| YOUR INSTRUCTIONS |
Please copy out the rows below word for word, from the first row through the row containing "subtitle-line-1: ìu hệ", with both ends included.

| GIVEN INFORMATION |

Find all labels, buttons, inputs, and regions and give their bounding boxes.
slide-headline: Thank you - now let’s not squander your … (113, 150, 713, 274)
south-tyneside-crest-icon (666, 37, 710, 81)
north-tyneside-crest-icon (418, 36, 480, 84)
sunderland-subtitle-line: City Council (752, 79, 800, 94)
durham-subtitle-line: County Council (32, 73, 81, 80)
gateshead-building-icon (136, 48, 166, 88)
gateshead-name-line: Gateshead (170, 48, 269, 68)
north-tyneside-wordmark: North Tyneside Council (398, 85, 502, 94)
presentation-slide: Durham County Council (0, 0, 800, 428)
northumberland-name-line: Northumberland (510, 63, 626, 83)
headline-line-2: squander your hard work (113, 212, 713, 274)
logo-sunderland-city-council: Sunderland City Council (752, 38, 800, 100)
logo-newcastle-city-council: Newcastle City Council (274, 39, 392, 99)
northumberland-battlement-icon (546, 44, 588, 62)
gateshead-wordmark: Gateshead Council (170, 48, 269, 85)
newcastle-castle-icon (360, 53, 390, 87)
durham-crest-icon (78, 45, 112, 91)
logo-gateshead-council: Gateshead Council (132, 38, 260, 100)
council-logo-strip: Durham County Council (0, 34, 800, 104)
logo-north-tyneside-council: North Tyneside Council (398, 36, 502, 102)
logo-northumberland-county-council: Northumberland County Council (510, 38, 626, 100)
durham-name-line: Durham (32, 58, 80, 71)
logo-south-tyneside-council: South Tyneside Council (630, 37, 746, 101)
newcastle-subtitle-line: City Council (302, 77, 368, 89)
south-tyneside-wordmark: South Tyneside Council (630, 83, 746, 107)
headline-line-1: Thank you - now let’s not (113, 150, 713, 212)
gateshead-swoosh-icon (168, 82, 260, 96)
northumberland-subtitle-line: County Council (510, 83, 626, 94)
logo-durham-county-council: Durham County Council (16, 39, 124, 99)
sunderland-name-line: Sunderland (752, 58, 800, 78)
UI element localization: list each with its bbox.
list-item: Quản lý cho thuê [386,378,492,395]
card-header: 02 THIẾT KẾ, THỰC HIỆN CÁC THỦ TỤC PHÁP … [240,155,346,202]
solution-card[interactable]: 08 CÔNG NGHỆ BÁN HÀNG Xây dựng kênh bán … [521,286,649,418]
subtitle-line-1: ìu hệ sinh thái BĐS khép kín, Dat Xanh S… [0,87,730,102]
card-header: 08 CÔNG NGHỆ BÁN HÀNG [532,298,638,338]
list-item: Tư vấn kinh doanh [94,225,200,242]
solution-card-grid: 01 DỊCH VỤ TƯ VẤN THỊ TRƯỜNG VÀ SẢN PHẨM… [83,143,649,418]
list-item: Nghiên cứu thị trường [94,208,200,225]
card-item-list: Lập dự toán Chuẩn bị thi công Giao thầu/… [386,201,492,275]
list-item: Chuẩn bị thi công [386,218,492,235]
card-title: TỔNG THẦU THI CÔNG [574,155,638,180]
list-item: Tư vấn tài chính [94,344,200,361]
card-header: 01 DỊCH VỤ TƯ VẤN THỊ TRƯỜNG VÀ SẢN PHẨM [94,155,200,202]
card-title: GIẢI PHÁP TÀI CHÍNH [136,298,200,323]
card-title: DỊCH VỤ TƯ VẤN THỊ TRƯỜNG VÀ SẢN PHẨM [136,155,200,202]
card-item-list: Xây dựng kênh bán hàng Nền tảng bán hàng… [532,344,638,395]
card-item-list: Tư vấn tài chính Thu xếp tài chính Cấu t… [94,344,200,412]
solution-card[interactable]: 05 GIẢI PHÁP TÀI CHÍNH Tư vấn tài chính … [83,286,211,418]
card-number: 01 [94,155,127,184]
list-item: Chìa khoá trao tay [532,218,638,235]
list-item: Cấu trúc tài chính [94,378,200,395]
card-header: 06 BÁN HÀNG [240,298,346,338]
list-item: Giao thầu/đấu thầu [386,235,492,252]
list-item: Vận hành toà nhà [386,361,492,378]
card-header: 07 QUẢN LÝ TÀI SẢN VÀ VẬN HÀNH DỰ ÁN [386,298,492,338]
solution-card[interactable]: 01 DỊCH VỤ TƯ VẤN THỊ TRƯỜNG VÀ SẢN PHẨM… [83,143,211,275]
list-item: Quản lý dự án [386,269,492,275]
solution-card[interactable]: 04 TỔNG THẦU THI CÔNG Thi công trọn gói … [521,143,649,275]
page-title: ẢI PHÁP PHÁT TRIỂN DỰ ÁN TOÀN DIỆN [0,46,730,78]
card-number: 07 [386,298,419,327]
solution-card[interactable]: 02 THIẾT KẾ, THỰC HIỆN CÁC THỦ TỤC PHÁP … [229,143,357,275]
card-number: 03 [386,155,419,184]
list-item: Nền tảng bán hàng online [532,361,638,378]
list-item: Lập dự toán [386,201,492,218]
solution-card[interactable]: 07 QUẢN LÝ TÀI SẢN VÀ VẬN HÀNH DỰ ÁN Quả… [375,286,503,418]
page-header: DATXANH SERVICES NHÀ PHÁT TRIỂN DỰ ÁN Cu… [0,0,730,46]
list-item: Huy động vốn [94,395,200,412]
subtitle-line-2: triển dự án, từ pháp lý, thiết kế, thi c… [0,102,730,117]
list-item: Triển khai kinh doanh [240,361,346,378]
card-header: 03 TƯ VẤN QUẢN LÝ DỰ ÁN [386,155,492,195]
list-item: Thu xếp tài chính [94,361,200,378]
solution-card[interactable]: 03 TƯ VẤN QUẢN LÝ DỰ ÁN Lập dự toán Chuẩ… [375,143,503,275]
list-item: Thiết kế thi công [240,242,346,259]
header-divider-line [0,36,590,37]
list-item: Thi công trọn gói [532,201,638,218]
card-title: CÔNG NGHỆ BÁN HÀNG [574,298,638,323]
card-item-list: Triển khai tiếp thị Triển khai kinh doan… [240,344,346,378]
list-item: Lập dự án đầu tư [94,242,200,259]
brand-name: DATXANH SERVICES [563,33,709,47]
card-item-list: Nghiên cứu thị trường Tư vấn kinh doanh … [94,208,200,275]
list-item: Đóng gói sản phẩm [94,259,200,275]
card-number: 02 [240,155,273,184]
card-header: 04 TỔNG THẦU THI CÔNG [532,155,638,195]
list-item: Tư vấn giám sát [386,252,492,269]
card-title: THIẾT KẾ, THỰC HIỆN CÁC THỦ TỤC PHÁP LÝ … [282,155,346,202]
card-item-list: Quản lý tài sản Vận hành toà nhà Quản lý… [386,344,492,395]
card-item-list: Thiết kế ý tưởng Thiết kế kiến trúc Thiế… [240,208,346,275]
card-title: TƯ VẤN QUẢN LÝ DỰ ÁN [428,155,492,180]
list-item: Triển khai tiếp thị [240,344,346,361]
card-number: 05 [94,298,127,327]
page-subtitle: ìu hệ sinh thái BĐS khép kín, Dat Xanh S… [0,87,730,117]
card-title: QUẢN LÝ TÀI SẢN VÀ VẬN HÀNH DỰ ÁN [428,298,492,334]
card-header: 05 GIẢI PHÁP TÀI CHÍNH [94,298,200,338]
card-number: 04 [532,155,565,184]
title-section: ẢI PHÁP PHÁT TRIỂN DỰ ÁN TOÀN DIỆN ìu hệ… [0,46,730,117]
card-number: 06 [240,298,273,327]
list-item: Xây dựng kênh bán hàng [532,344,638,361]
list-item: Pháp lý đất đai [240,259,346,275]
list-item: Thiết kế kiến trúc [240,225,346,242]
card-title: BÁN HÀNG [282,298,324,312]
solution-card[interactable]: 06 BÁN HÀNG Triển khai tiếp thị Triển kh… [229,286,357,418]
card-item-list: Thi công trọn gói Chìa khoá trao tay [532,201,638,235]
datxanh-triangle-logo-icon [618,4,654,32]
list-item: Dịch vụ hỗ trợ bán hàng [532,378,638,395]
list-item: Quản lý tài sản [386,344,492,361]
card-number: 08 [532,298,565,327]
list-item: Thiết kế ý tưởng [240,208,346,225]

| ANSWER TO THE PROBLEM |
Find all labels, buttons, inputs, and regions and give their bounding boxes.
slide-headline: Thank you - now let’s not squander your … (113, 150, 713, 274)
south-tyneside-crest-icon (666, 37, 710, 81)
north-tyneside-crest-icon (418, 36, 480, 84)
sunderland-subtitle-line: City Council (752, 79, 800, 94)
durham-subtitle-line: County Council (32, 73, 81, 80)
gateshead-building-icon (136, 48, 166, 88)
gateshead-name-line: Gateshead (170, 48, 269, 68)
north-tyneside-wordmark: North Tyneside Council (398, 85, 502, 94)
presentation-slide: Durham County Council (0, 0, 800, 428)
northumberland-name-line: Northumberland (510, 63, 626, 83)
headline-line-2: squander your hard work (113, 212, 713, 274)
logo-sunderland-city-council: Sunderland City Council (752, 38, 800, 100)
logo-newcastle-city-council: Newcastle City Council (274, 39, 392, 99)
northumberland-battlement-icon (546, 44, 588, 62)
gateshead-wordmark: Gateshead Council (170, 48, 269, 85)
newcastle-castle-icon (360, 53, 390, 87)
durham-crest-icon (78, 45, 112, 91)
logo-gateshead-council: Gateshead Council (132, 38, 260, 100)
council-logo-strip: Durham County Council (0, 34, 800, 104)
logo-north-tyneside-council: North Tyneside Council (398, 36, 502, 102)
logo-northumberland-county-council: Northumberland County Council (510, 38, 626, 100)
durham-name-line: Durham (32, 58, 80, 71)
logo-south-tyneside-council: South Tyneside Council (630, 37, 746, 101)
newcastle-subtitle-line: City Council (302, 77, 368, 89)
south-tyneside-wordmark: South Tyneside Council (630, 83, 746, 107)
headline-line-1: Thank you - now let’s not (113, 150, 713, 212)
gateshead-swoosh-icon (168, 82, 260, 96)
northumberland-subtitle-line: County Council (510, 83, 626, 94)
logo-durham-county-council: Durham County Council (16, 39, 124, 99)
sunderland-name-line: Sunderland (752, 58, 800, 78)
UI element localization: list each with its bbox.
list-item: Quản lý cho thuê [386,378,492,395]
card-header: 02 THIẾT KẾ, THỰC HIỆN CÁC THỦ TỤC PHÁP … [240,155,346,202]
solution-card[interactable]: 08 CÔNG NGHỆ BÁN HÀNG Xây dựng kênh bán … [521,286,649,418]
subtitle-line-1: ìu hệ sinh thái BĐS khép kín, Dat Xanh S… [0,87,730,102]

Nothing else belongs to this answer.